--- Begin ---
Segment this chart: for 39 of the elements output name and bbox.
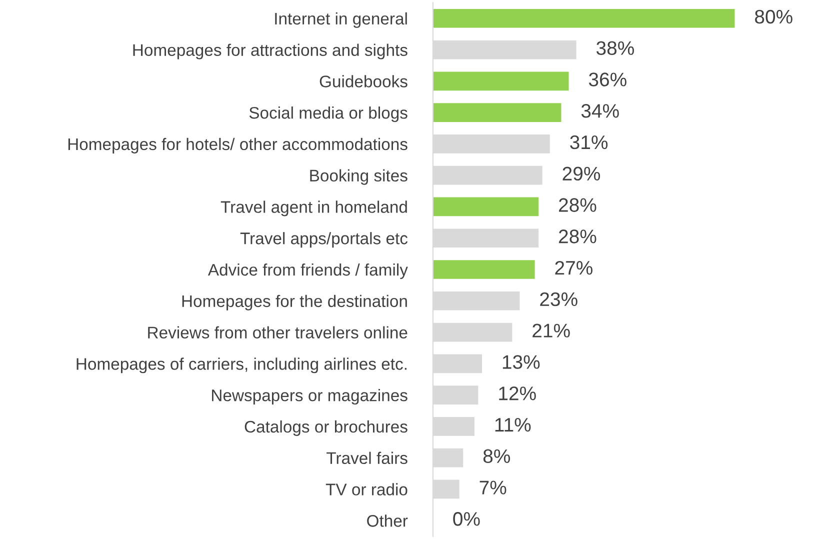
data-label: 7% <box>480 480 506 494</box>
bar <box>432 8 735 28</box>
bar <box>432 72 569 91</box>
y-tick-label: Advice from friends / family <box>208 263 408 279</box>
bar <box>432 103 562 122</box>
data-label: 28% <box>559 230 596 244</box>
y-tick-label: Internet in general <box>275 12 407 28</box>
y-tick-label: Catalogs or brochures <box>244 420 408 436</box>
data-label: 80% <box>755 10 792 24</box>
data-label: 28% <box>559 198 596 212</box>
data-label: 27% <box>555 260 592 275</box>
data-label: 21% <box>532 324 570 338</box>
data-label: 13% <box>502 355 540 369</box>
data-label: 31% <box>570 135 608 150</box>
y-tick-label: Travel apps/portals etc <box>240 232 408 248</box>
y-tick-label: Homepages for the destination <box>182 294 407 310</box>
y-tick-label: Newspapers or magazines <box>212 389 408 405</box>
y-tick-label: Guidebooks <box>320 75 408 88</box>
y-tick-label: TV or radio <box>326 483 408 496</box>
data-label: 38% <box>596 41 634 55</box>
data-label: 23% <box>540 292 578 306</box>
data-label: 11% <box>495 418 531 432</box>
y-tick-label: Booking sites <box>310 169 408 185</box>
y-tick-label: Homepages for hotels/ other accommodations <box>68 138 408 154</box>
y-tick-label: Social media or blogs <box>249 106 408 122</box>
data-label: 36% <box>588 72 626 86</box>
y-tick-label: Reviews from other travelers online <box>148 326 408 338</box>
y-tick-label: Travel fairs <box>326 452 408 464</box>
bar <box>432 260 535 279</box>
data-label: 8% <box>483 449 510 464</box>
bar <box>432 197 539 216</box>
data-label: 0% <box>453 512 480 526</box>
y-tick-label: Travel agent in homeland <box>220 200 407 216</box>
y-tick-label: Homepages for attractions and sights <box>133 44 408 60</box>
y-tick-label: Homepages of carriers, including airlines etc. <box>76 358 406 374</box>
y-tick-label: Other <box>367 514 408 527</box>
data-label: 12% <box>499 386 536 400</box>
data-label: 34% <box>581 104 619 118</box>
data-label: 29% <box>562 166 600 181</box>
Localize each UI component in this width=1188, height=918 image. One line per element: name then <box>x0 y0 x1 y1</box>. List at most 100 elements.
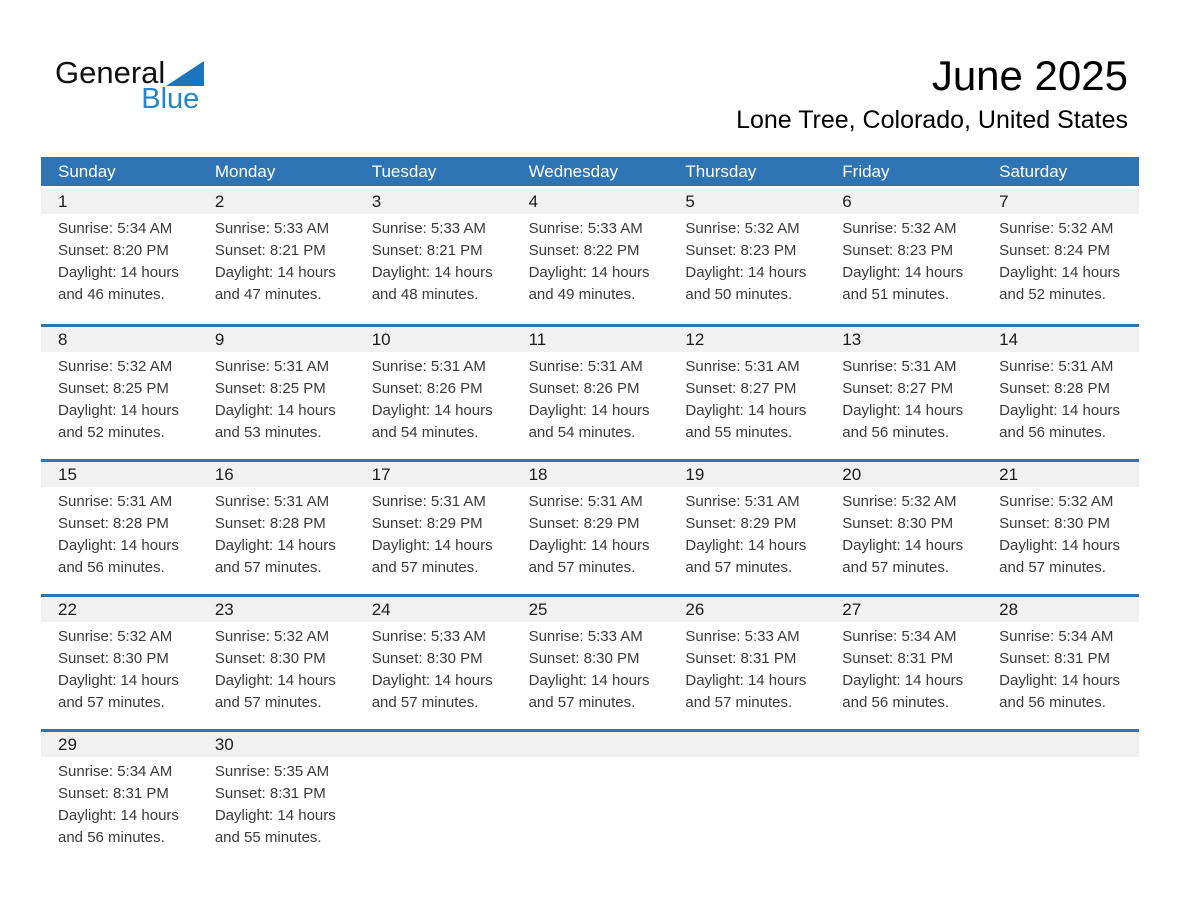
--- End ---
* Goal of the exercise
Reproduce the data lines that begin with the one containing "data-label: 7% <box>480 480 506 494</box>" and end with the one containing "data-label: 80% <box>755 10 792 24</box>", both included.

* Result for this exercise
data-label: 7% <box>480 480 506 494</box>
bar <box>432 8 735 28</box>
bar <box>432 72 569 91</box>
y-tick-label: Advice from friends / family <box>208 263 408 279</box>
bar <box>432 103 562 122</box>
data-label: 28% <box>559 230 596 244</box>
y-tick-label: Internet in general <box>275 12 407 28</box>
y-tick-label: Catalogs or brochures <box>244 420 408 436</box>
data-label: 80% <box>755 10 792 24</box>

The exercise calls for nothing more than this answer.